◆ What the task requires
Find each line holding "Klaidos" and copy it out.

◆ Input rows

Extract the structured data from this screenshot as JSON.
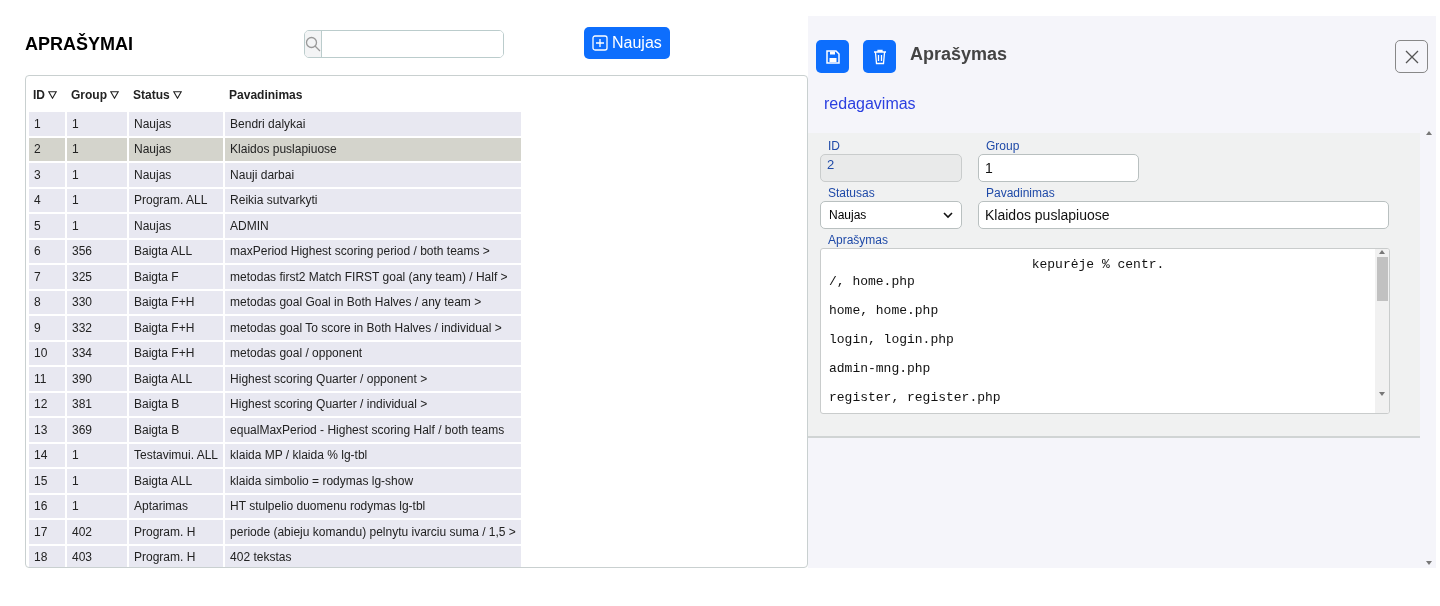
{
  "page": {
    "title": "APRAŠYMAI",
    "new_button": "Naujas"
  },
  "table": {
    "columns": [
      {
        "label": "ID",
        "sortable": true
      },
      {
        "label": "Group",
        "sortable": true
      },
      {
        "label": "Status",
        "sortable": true
      },
      {
        "label": "Pavadinimas",
        "sortable": false
      }
    ],
    "rows": [
      {
        "cells": [
          "1",
          "1",
          "Naujas",
          "Bendri dalykai"
        ],
        "selected": false
      },
      {
        "cells": [
          "2",
          "1",
          "Naujas",
          "Klaidos puslapiuose"
        ],
        "selected": true
      },
      {
        "cells": [
          "3",
          "1",
          "Naujas",
          "Nauji darbai"
        ],
        "selected": false
      },
      {
        "cells": [
          "4",
          "1",
          "Program. ALL",
          "Reikia sutvarkyti"
        ],
        "selected": false
      },
      {
        "cells": [
          "5",
          "1",
          "Naujas",
          "ADMIN"
        ],
        "selected": false
      },
      {
        "cells": [
          "6",
          "356",
          "Baigta ALL",
          "maxPeriod Highest scoring period / both teams >"
        ],
        "selected": false
      },
      {
        "cells": [
          "7",
          "325",
          "Baigta F",
          "metodas first2 Match FIRST goal (any team) / Half >"
        ],
        "selected": false
      },
      {
        "cells": [
          "8",
          "330",
          "Baigta F+H",
          "metodas goal Goal in Both Halves / any team >"
        ],
        "selected": false
      },
      {
        "cells": [
          "9",
          "332",
          "Baigta F+H",
          "metodas goal To score in Both Halves / individual >"
        ],
        "selected": false
      },
      {
        "cells": [
          "10",
          "334",
          "Baigta F+H",
          "metodas goal / opponent"
        ],
        "selected": false
      },
      {
        "cells": [
          "11",
          "390",
          "Baigta ALL",
          "Highest scoring Quarter / opponent >"
        ],
        "selected": false
      },
      {
        "cells": [
          "12",
          "381",
          "Baigta B",
          "Highest scoring Quarter / individual >"
        ],
        "selected": false
      },
      {
        "cells": [
          "13",
          "369",
          "Baigta B",
          "equalMaxPeriod - Highest scoring Half / both teams"
        ],
        "selected": false
      },
      {
        "cells": [
          "14",
          "1",
          "Testavimui. ALL",
          "klaida MP / klaida % lg-tbl"
        ],
        "selected": false
      },
      {
        "cells": [
          "15",
          "1",
          "Baigta ALL",
          "klaida simbolio = rodymas lg-show"
        ],
        "selected": false
      },
      {
        "cells": [
          "16",
          "1",
          "Aptarimas",
          "HT stulpelio duomenu rodymas lg-tbl"
        ],
        "selected": false
      },
      {
        "cells": [
          "17",
          "402",
          "Program. H",
          "periode (abieju komandu) pelnytu ivarciu suma / 1,5 >"
        ],
        "selected": false
      },
      {
        "cells": [
          "18",
          "403",
          "Program. H",
          "402 tekstas"
        ],
        "selected": false
      }
    ]
  },
  "editor": {
    "title": "Aprašymas",
    "subtitle": "redagavimas",
    "fields": {
      "id": {
        "label": "ID",
        "value": "2",
        "disabled": true
      },
      "group": {
        "label": "Group",
        "value": "1"
      },
      "status": {
        "label": "Statusas",
        "value": "Naujas"
      },
      "name": {
        "label": "Pavadinimas",
        "value": "Klaidos puslapiuose"
      }
    },
    "description": {
      "label": "Aprašymas",
      "lines": [
        {
          "text": "kepurėje % centr.",
          "kind": "centered"
        },
        {
          "text": "/, home.php",
          "kind": "plain"
        },
        {
          "text": "home, home.php",
          "kind": "plain"
        },
        {
          "text": "login, login.php",
          "kind": "plain"
        },
        {
          "text": "admin-mng.php",
          "kind": "plain"
        },
        {
          "text": "register, register.php",
          "kind": "plain"
        }
      ]
    }
  }
}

◆ Exercise response
          "Klaidos puslapiuose"
        "value": "Klaidos puslapiuose"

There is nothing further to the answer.